| Required work |
Find the string "means" in the listing and report every line that has it.

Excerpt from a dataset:
========

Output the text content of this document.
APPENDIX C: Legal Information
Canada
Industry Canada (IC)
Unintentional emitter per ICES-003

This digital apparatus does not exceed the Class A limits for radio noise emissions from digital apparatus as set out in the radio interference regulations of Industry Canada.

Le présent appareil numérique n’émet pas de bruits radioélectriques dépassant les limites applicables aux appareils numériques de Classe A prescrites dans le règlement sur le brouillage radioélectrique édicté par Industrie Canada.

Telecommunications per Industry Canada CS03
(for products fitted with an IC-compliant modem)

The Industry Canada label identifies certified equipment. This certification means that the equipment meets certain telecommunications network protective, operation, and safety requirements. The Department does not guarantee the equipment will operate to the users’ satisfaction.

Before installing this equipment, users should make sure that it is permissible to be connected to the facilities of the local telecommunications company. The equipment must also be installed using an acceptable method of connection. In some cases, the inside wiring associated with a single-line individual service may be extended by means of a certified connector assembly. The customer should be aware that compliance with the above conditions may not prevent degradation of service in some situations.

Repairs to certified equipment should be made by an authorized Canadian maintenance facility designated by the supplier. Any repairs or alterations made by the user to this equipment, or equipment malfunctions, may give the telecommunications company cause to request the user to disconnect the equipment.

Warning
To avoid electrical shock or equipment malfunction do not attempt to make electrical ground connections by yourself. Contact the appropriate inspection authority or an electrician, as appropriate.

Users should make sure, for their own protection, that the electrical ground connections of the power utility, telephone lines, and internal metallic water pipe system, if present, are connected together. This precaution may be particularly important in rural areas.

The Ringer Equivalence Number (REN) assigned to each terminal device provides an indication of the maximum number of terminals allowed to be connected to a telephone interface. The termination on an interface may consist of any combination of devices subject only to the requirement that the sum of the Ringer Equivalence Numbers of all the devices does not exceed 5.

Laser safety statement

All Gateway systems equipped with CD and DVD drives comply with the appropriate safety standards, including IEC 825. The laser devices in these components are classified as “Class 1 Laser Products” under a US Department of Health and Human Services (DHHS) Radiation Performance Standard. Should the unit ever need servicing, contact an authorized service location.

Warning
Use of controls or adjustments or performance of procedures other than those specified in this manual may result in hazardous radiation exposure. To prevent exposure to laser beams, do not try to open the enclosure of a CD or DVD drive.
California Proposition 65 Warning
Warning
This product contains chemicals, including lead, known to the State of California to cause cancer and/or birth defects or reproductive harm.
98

========

| Output for this task |
The Industry Canada label identifies certified equipment. This certification means that the equipment meets certain telecommunications network protective, operation, and safety requirements. The Department does not guarantee the equipment will operate to the users’ satisfaction.
Before installing this equipment, users should make sure that it is permissible to be connected to the facilities of the local telecommunications company. The equipment must also be installed using an acceptable method of connection. In some cases, the inside wiring associated with a single-line individual service may be extended by means of a certified connector assembly. The customer should be aware that compliance with the above conditions may not prevent degradation of service in some situations.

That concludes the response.